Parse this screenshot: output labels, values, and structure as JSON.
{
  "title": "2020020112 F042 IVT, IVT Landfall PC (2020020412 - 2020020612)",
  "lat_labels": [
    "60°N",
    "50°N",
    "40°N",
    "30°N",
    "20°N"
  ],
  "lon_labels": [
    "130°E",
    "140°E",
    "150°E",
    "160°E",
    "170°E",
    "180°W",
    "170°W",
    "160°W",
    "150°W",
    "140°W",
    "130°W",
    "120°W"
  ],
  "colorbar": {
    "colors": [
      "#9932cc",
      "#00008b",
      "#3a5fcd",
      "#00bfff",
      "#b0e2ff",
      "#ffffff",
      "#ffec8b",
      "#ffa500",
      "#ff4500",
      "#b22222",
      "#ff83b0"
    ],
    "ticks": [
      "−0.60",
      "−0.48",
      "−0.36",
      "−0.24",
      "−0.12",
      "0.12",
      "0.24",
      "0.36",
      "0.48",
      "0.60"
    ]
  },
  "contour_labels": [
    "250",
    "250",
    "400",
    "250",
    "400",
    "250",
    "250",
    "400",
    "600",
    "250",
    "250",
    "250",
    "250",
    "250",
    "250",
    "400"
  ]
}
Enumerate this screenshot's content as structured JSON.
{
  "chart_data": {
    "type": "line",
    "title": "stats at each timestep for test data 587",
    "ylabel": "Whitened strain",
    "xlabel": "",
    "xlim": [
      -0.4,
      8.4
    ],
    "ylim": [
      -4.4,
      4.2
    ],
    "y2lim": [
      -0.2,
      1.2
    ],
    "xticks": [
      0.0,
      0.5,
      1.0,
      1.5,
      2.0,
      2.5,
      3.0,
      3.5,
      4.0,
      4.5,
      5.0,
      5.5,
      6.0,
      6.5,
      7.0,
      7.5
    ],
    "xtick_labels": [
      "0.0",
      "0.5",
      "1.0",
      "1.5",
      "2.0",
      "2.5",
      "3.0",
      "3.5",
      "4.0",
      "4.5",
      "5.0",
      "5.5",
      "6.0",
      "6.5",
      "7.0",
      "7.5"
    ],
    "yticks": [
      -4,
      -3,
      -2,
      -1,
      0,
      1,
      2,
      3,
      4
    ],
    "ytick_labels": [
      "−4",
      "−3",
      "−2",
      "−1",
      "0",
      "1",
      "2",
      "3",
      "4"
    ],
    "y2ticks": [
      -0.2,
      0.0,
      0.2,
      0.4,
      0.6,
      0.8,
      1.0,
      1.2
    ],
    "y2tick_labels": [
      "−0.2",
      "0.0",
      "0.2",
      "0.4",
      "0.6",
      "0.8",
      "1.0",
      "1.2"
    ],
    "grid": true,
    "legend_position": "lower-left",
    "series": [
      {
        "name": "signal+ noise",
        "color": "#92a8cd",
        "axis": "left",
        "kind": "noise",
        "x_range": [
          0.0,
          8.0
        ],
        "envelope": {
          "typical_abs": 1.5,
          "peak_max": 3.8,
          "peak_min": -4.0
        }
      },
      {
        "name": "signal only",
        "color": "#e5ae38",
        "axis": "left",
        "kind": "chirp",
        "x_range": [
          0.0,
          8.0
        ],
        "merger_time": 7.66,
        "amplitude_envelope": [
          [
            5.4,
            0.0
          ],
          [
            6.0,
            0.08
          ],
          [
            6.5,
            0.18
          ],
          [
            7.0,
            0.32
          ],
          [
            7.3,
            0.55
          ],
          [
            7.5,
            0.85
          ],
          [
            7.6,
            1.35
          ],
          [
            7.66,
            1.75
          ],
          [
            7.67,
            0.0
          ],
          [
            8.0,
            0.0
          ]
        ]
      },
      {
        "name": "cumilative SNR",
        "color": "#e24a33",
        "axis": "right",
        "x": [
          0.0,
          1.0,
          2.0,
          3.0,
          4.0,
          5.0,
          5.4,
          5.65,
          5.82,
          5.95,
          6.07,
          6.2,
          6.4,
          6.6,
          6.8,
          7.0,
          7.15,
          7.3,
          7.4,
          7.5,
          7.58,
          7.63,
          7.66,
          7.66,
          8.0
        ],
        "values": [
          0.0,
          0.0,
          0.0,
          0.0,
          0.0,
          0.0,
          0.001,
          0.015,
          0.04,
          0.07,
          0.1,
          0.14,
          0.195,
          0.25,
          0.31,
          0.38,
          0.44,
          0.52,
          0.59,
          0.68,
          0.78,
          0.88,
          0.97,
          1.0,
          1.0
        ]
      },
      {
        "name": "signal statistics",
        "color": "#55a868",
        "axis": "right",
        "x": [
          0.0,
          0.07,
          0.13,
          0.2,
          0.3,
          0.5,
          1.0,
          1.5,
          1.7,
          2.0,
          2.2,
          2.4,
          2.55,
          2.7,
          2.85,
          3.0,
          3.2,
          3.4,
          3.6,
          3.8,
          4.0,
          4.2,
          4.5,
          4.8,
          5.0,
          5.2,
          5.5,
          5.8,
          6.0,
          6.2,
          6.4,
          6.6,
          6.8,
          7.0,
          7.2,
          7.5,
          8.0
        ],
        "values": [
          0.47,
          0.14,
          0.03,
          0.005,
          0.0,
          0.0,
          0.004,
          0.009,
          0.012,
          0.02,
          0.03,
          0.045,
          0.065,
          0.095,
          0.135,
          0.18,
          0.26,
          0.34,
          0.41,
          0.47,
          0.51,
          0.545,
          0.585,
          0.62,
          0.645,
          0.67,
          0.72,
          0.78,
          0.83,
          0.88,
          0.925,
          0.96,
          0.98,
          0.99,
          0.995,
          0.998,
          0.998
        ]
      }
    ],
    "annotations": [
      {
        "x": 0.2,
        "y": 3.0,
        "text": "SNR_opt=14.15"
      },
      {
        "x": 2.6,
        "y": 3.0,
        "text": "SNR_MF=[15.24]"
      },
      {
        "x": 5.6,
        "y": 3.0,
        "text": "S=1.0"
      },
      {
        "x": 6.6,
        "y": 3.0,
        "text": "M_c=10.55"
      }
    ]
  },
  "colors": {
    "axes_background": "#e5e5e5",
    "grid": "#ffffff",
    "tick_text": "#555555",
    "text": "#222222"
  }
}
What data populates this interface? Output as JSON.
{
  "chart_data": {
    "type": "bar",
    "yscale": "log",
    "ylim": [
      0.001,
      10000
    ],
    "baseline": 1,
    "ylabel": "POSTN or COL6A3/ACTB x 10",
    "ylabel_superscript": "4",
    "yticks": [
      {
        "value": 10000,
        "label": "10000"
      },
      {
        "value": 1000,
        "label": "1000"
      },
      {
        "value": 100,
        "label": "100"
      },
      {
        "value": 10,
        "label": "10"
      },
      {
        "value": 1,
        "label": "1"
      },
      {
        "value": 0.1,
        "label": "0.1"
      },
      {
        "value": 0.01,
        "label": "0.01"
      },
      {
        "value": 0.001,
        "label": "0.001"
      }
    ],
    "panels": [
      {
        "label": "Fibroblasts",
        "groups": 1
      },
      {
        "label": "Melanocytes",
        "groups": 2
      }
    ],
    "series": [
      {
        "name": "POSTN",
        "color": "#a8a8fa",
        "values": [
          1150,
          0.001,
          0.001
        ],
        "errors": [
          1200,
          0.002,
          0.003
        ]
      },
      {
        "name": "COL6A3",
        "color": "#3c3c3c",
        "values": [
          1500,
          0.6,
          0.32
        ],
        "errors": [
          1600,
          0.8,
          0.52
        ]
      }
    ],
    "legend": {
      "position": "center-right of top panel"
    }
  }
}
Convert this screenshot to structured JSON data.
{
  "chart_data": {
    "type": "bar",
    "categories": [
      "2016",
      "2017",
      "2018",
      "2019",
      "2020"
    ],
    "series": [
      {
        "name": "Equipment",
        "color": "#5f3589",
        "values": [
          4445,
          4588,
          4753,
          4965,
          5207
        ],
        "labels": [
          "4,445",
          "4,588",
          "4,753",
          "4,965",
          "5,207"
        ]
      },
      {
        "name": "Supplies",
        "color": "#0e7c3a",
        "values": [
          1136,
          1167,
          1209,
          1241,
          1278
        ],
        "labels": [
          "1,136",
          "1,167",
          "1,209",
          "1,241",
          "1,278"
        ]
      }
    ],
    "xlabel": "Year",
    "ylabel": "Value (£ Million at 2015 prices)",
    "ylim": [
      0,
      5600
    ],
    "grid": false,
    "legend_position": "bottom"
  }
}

• Written task
Using the material above, gather every line that includes "screenshot".

• Written solution
Parse this screenshot: output labels, values, and structure as JSON.
Enumerate this screenshot's content as structured JSON.
Convert this screenshot to structured JSON data.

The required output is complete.